### Short task
Each entry below must be repeated word for word.

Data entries

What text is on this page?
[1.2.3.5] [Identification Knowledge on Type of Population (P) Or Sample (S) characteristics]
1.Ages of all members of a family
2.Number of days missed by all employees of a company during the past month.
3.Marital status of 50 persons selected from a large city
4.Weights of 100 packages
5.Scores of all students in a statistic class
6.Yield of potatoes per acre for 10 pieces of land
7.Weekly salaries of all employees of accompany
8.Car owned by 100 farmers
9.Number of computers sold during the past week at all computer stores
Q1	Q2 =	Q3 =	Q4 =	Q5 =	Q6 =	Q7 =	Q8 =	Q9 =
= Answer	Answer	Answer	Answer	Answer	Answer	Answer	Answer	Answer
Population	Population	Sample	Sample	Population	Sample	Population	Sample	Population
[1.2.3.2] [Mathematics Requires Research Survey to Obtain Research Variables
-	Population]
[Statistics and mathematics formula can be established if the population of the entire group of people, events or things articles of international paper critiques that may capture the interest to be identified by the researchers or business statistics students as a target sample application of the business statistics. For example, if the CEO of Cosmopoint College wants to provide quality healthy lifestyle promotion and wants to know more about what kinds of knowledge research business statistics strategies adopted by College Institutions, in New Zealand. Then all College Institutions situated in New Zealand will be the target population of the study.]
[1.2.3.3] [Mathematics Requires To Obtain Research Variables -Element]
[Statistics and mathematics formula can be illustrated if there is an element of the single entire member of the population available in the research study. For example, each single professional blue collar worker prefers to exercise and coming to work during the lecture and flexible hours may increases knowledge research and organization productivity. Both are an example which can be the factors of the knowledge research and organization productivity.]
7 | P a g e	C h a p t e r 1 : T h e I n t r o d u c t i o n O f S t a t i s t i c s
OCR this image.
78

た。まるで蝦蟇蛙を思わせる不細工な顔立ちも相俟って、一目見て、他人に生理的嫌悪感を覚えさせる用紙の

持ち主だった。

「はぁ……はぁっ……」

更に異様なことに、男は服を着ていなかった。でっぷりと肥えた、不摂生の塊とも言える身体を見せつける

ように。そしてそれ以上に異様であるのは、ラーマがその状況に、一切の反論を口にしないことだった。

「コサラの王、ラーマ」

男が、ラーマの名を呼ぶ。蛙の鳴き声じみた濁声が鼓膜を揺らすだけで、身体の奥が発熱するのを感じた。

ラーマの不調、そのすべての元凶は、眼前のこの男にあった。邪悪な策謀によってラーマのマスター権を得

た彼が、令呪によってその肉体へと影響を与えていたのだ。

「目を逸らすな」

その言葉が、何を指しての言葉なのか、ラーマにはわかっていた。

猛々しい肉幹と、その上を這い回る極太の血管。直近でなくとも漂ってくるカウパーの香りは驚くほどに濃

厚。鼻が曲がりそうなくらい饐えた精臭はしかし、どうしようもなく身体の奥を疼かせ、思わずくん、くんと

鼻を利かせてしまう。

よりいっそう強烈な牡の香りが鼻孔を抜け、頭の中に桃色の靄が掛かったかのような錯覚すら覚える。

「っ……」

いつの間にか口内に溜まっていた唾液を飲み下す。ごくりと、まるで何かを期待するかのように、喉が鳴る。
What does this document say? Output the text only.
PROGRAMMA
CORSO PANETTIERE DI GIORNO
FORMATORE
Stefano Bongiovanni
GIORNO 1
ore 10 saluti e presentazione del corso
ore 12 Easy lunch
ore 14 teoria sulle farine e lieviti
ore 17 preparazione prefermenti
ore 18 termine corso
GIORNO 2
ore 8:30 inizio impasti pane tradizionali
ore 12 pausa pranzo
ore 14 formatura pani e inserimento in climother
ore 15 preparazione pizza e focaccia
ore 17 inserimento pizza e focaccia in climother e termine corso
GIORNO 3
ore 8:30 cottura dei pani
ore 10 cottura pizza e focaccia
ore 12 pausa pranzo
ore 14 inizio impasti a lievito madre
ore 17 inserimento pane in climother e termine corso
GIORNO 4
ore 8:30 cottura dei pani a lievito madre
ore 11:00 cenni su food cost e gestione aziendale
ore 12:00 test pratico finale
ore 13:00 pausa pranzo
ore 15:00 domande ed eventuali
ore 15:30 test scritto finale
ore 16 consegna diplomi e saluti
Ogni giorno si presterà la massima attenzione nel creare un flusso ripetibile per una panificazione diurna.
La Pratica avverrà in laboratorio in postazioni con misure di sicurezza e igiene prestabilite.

### Exercise output
What text is on this page?
[1.2.3.5] [Identification Knowledge on Type of Population (P) Or Sample (S) characteristics]
1.Ages of all members of a family
2.Number of days missed by all employees of a company during the past month.
3.Marital status of 50 persons selected from a large city
4.Weights of 100 packages
5.Scores of all students in a statistic class
6.Yield of potatoes per acre for 10 pieces of land
7.Weekly salaries of all employees of accompany
8.Car owned by 100 farmers
9.Number of computers sold during the past week at all computer stores
Q1	Q2 =	Q3 =	Q4 =	Q5 =	Q6 =	Q7 =	Q8 =	Q9 =
= Answer	Answer	Answer	Answer	Answer	Answer	Answer	Answer	Answer
Population	Population	Sample	Sample	Population	Sample	Population	Sample	Population
[1.2.3.2] [Mathematics Requires Research Survey to Obtain Research Variables
-	Population]
[Statistics and mathematics formula can be established if the population of the entire group of people, events or things articles of international paper critiques that may capture the interest to be identified by the researchers or business statistics students as a target sample application of the business statistics. For example, if the CEO of Cosmopoint College wants to provide quality healthy lifestyle promotion and wants to know more about what kinds of knowledge research business statistics strategies adopted by College Institutions, in New Zealand. Then all College Institutions situated in New Zealand will be the target population of the study.]
[1.2.3.3] [Mathematics Requires To Obtain Research Variables -Element]
[Statistics and mathematics formula can be illustrated if there is an element of the single entire member of the population available in the research study. For example, each single professional blue collar worker prefers to exercise and coming to work during the lecture and flexible hours may increases knowledge research and organization productivity. Both are an example which can be the factors of the knowledge research and organization productivity.]
7 | P a g e	C h a p t e r 1 : T h e I n t r o d u c t i o n O f S t a t i s t i c s
OCR this image.
78

た。まるで蝦蟇蛙を思わせる不細工な顔立ちも相俟って、一目見て、他人に生理的嫌悪感を覚えさせる用紙の

持ち主だった。

「はぁ……はぁっ……」

更に異様なことに、男は服を着ていなかった。でっぷりと肥えた、不摂生の塊とも言える身体を見せつける

ように。そしてそれ以上に異様であるのは、ラーマがその状況に、一切の反論を口にしないことだった。

「コサラの王、ラーマ」

男が、ラーマの名を呼ぶ。蛙の鳴き声じみた濁声が鼓膜を揺らすだけで、身体の奥が発熱するのを感じた。

ラーマの不調、そのすべての元凶は、眼前のこの男にあった。邪悪な策謀によってラーマのマスター権を得

た彼が、令呪によってその肉体へと影響を与えていたのだ。

「目を逸らすな」

その言葉が、何を指しての言葉なのか、ラーマにはわかっていた。

猛々しい肉幹と、その上を這い回る極太の血管。直近でなくとも漂ってくるカウパーの香りは驚くほどに濃

厚。鼻が曲がりそうなくらい饐えた精臭はしかし、どうしようもなく身体の奥を疼かせ、思わずくん、くんと

鼻を利かせてしまう。

よりいっそう強烈な牡の香りが鼻孔を抜け、頭の中に桃色の靄が掛かったかのような錯覚すら覚える。

「っ……」

いつの間にか口内に溜まっていた唾液を飲み下す。ごくりと、まるで何かを期待するかのように、喉が鳴る。
What does this document say? Output the text only.
PROGRAMMA
CORSO PANETTIERE DI GIORNO
FORMATORE
Stefano Bongiovanni
GIORNO 1
ore 10 saluti e presentazione del corso
ore 12 Easy lunch
ore 14 teoria sulle farine e lieviti
ore 17 preparazione prefermenti
ore 18 termine corso
GIORNO 2
ore 8:30 inizio impasti pane tradizionali
ore 12 pausa pranzo
ore 14 formatura pani e inserimento in climother
ore 15 preparazione pizza e focaccia
ore 17 inserimento pizza e focaccia in climother e termine corso
GIORNO 3
ore 8:30 cottura dei pani
ore 10 cottura pizza e focaccia
ore 12 pausa pranzo
ore 14 inizio impasti a lievito madre
ore 17 inserimento pane in climother e termine corso
GIORNO 4
ore 8:30 cottura dei pani a lievito madre
ore 11:00 cenni su food cost e gestione aziendale
ore 12:00 test pratico finale
ore 13:00 pausa pranzo
ore 15:00 domande ed eventuali
ore 15:30 test scritto finale
ore 16 consegna diplomi e saluti
Ogni giorno si presterà la massima attenzione nel creare un flusso ripetibile per una panificazione diurna.
La Pratica avverrà in laboratorio in postazioni con misure di sicurezza e igiene prestabilite.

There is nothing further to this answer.